■ What you have to do
Copy everything from the start of the entries down to the line containing "y-tick-label: 270 [45, 509, 102, 551]", switching each "legend-label" to "legend-text" and leaving all else unchanged. Return only those lines.

§

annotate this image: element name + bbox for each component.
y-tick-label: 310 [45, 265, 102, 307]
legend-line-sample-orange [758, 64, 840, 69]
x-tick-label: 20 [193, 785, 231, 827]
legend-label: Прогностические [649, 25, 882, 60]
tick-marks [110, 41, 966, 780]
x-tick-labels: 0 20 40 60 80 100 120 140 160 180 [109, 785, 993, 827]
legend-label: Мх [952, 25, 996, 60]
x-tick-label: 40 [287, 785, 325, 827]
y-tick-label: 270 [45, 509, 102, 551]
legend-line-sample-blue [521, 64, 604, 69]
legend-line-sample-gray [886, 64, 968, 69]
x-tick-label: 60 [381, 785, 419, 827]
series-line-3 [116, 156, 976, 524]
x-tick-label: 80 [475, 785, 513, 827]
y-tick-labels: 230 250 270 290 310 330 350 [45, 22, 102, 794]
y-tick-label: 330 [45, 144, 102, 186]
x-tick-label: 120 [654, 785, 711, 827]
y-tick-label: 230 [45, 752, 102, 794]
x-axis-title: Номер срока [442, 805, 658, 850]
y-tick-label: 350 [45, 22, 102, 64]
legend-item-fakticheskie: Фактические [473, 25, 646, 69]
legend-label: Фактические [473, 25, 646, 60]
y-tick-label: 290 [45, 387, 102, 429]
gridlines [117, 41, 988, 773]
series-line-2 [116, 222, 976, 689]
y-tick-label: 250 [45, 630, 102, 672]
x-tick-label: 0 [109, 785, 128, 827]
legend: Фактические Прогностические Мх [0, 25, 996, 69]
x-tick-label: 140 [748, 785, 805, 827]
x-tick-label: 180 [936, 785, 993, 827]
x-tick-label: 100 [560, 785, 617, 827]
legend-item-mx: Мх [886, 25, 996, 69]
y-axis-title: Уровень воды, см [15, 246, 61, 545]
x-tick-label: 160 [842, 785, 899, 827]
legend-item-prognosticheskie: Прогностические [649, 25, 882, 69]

§

■ Full output
annotate this image: element name + bbox for each component.
y-tick-label: 310 [45, 265, 102, 307]
legend-line-sample-orange [758, 64, 840, 69]
x-tick-label: 20 [193, 785, 231, 827]
legend-text: Прогностические [649, 25, 882, 60]
tick-marks [110, 41, 966, 780]
x-tick-labels: 0 20 40 60 80 100 120 140 160 180 [109, 785, 993, 827]
legend-text: Мх [952, 25, 996, 60]
x-tick-label: 40 [287, 785, 325, 827]
y-tick-label: 270 [45, 509, 102, 551]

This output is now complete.